Exercise prompt
The answer is one number: how many lines hold the string "Taix".

··· Dataset extract

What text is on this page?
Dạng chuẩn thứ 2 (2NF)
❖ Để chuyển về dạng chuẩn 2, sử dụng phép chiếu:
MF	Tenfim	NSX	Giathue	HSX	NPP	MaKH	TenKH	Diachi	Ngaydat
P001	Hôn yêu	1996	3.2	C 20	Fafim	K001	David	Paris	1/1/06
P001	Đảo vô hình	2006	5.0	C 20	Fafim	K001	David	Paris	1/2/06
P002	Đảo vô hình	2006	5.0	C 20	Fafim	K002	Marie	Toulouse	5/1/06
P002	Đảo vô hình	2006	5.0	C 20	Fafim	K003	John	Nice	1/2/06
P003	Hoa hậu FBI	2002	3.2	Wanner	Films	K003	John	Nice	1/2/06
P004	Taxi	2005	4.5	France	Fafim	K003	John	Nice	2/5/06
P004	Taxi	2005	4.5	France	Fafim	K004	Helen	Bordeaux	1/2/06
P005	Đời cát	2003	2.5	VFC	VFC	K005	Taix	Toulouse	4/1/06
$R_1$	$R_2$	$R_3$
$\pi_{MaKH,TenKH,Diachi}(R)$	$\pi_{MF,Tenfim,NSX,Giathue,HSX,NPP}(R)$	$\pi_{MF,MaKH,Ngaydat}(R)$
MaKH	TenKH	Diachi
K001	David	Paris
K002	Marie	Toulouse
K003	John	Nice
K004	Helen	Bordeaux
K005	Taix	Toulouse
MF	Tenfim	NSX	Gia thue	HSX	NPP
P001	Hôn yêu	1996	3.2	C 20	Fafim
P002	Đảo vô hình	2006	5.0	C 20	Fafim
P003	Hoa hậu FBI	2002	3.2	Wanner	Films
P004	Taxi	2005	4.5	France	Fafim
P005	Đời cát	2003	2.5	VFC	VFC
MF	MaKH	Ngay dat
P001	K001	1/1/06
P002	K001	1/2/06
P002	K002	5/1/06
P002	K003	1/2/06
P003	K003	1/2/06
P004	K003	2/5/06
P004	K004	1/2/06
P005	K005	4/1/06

······

Completed exercise
2